Records for this task:

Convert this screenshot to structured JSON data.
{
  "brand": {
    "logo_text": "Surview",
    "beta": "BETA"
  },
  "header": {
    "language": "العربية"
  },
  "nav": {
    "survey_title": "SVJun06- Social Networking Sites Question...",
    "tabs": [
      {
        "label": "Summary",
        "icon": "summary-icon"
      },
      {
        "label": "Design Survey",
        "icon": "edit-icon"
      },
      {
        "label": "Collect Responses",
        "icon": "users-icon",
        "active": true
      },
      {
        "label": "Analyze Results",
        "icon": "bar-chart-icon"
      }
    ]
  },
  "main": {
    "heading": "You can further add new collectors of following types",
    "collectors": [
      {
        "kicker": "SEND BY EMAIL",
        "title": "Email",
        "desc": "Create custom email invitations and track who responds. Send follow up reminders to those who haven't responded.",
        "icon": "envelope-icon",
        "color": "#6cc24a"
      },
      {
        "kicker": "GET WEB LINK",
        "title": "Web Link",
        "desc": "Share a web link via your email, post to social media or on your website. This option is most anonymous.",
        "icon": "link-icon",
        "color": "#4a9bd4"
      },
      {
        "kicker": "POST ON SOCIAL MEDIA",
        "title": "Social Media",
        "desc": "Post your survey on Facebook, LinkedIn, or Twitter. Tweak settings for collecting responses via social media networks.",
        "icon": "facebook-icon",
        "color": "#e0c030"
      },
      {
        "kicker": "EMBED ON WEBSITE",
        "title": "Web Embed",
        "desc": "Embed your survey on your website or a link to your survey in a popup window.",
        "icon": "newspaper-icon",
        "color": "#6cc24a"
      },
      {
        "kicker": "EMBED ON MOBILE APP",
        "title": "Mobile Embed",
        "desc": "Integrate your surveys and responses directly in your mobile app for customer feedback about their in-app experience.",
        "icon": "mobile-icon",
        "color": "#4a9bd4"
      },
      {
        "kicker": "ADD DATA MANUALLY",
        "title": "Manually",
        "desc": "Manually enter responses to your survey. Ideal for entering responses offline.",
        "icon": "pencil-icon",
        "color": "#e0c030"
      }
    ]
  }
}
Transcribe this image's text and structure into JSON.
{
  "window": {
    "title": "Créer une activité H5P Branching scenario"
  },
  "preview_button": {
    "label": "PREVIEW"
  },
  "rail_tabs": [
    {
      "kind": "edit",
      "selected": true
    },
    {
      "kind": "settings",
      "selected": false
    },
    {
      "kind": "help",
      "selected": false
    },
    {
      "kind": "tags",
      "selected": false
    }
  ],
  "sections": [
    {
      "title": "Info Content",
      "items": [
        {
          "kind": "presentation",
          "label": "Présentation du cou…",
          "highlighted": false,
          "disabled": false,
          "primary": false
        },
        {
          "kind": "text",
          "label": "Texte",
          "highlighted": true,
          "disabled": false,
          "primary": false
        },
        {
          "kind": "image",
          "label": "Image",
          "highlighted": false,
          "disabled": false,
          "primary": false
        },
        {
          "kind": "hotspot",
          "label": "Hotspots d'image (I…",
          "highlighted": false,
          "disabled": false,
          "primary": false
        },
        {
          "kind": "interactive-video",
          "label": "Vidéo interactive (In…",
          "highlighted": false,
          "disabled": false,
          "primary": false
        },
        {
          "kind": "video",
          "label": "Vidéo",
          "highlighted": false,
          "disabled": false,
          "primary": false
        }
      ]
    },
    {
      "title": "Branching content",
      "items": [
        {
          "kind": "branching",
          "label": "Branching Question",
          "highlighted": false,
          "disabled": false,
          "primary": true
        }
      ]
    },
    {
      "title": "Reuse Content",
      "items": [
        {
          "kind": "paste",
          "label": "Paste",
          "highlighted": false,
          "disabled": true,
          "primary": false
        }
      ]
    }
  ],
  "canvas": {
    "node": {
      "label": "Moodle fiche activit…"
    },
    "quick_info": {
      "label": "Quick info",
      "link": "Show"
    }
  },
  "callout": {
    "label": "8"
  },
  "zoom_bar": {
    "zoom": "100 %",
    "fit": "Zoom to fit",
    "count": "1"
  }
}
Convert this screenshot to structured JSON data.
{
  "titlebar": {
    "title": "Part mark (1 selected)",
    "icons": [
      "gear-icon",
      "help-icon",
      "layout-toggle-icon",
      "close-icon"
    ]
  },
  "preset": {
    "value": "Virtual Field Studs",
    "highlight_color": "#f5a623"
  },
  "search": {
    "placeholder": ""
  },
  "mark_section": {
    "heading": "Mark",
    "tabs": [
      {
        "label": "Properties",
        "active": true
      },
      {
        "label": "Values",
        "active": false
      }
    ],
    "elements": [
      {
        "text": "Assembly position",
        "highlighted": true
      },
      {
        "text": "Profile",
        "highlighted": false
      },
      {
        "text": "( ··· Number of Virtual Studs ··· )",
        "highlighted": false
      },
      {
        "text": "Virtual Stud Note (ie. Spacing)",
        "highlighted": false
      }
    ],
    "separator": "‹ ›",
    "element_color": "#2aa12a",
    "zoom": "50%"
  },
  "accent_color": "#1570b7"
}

Direction: Retype the records in full. Keep every line identical to the original.

Complete output:
Convert this screenshot to structured JSON data.
{
  "brand": {
    "logo_text": "Surview",
    "beta": "BETA"
  },
  "header": {
    "language": "العربية"
  },
  "nav": {
    "survey_title": "SVJun06- Social Networking Sites Question...",
    "tabs": [
      {
        "label": "Summary",
        "icon": "summary-icon"
      },
      {
        "label": "Design Survey",
        "icon": "edit-icon"
      },
      {
        "label": "Collect Responses",
        "icon": "users-icon",
        "active": true
      },
      {
        "label": "Analyze Results",
        "icon": "bar-chart-icon"
      }
    ]
  },
  "main": {
    "heading": "You can further add new collectors of following types",
    "collectors": [
      {
        "kicker": "SEND BY EMAIL",
        "title": "Email",
        "desc": "Create custom email invitations and track who responds. Send follow up reminders to those who haven't responded.",
        "icon": "envelope-icon",
        "color": "#6cc24a"
      },
      {
        "kicker": "GET WEB LINK",
        "title": "Web Link",
        "desc": "Share a web link via your email, post to social media or on your website. This option is most anonymous.",
        "icon": "link-icon",
        "color": "#4a9bd4"
      },
      {
        "kicker": "POST ON SOCIAL MEDIA",
        "title": "Social Media",
        "desc": "Post your survey on Facebook, LinkedIn, or Twitter. Tweak settings for collecting responses via social media networks.",
        "icon": "facebook-icon",
        "color": "#e0c030"
      },
      {
        "kicker": "EMBED ON WEBSITE",
        "title": "Web Embed",
        "desc": "Embed your survey on your website or a link to your survey in a popup window.",
        "icon": "newspaper-icon",
        "color": "#6cc24a"
      },
      {
        "kicker": "EMBED ON MOBILE APP",
        "title": "Mobile Embed",
        "desc": "Integrate your surveys and responses directly in your mobile app for customer feedback about their in-app experience.",
        "icon": "mobile-icon",
        "color": "#4a9bd4"
      },
      {
        "kicker": "ADD DATA MANUALLY",
        "title": "Manually",
        "desc": "Manually enter responses to your survey. Ideal for entering responses offline.",
        "icon": "pencil-icon",
        "color": "#e0c030"
      }
    ]
  }
}
Transcribe this image's text and structure into JSON.
{
  "window": {
    "title": "Créer une activité H5P Branching scenario"
  },
  "preview_button": {
    "label": "PREVIEW"
  },
  "rail_tabs": [
    {
      "kind": "edit",
      "selected": true
    },
    {
      "kind": "settings",
      "selected": false
    },
    {
      "kind": "help",
      "selected": false
    },
    {
      "kind": "tags",
      "selected": false
    }
  ],
  "sections": [
    {
      "title": "Info Content",
      "items": [
        {
          "kind": "presentation",
          "label": "Présentation du cou…",
          "highlighted": false,
          "disabled": false,
          "primary": false
        },
        {
          "kind": "text",
          "label": "Texte",
          "highlighted": true,
          "disabled": false,
          "primary": false
        },
        {
          "kind": "image",
          "label": "Image",
          "highlighted": false,
          "disabled": false,
          "primary": false
        },
        {
          "kind": "hotspot",
          "label": "Hotspots d'image (I…",
          "highlighted": false,
          "disabled": false,
          "primary": false
        },
        {
          "kind": "interactive-video",
          "label": "Vidéo interactive (In…",
          "highlighted": false,
          "disabled": false,
          "primary": false
        },
        {
          "kind": "video",
          "label": "Vidéo",
          "highlighted": false,
          "disabled": false,
          "primary": false
        }
      ]
    },
    {
      "title": "Branching content",
      "items": [
        {
          "kind": "branching",
          "label": "Branching Question",
          "highlighted": false,
          "disabled": false,
          "primary": true
        }
      ]
    },
    {
      "title": "Reuse Content",
      "items": [
        {
          "kind": "paste",
          "label": "Paste",
          "highlighted": false,
          "disabled": true,
          "primary": false
        }
      ]
    }
  ],
  "canvas": {
    "node": {
      "label": "Moodle fiche activit…"
    },
    "quick_info": {
      "label": "Quick info",
      "link": "Show"
    }
  },
  "callout": {
    "label": "8"
  },
  "zoom_bar": {
    "zoom": "100 %",
    "fit": "Zoom to fit",
    "count": "1"
  }
}
Convert this screenshot to structured JSON data.
{
  "titlebar": {
    "title": "Part mark (1 selected)",
    "icons": [
      "gear-icon",
      "help-icon",
      "layout-toggle-icon",
      "close-icon"
    ]
  },
  "preset": {
    "value": "Virtual Field Studs",
    "highlight_color": "#f5a623"
  },
  "search": {
    "placeholder": ""
  },
  "mark_section": {
    "heading": "Mark",
    "tabs": [
      {
        "label": "Properties",
        "active": true
      },
      {
        "label": "Values",
        "active": false
      }
    ],
    "elements": [
      {
        "text": "Assembly position",
        "highlighted": true
      },
      {
        "text": "Profile",
        "highlighted": false
      },
      {
        "text": "( ··· Number of Virtual Studs ··· )",
        "highlighted": false
      },
      {
        "text": "Virtual Stud Note (ie. Spacing)",
        "highlighted": false
      }
    ],
    "separator": "‹ ›",
    "element_color": "#2aa12a",
    "zoom": "50%"
  },
  "accent_color": "#1570b7"
}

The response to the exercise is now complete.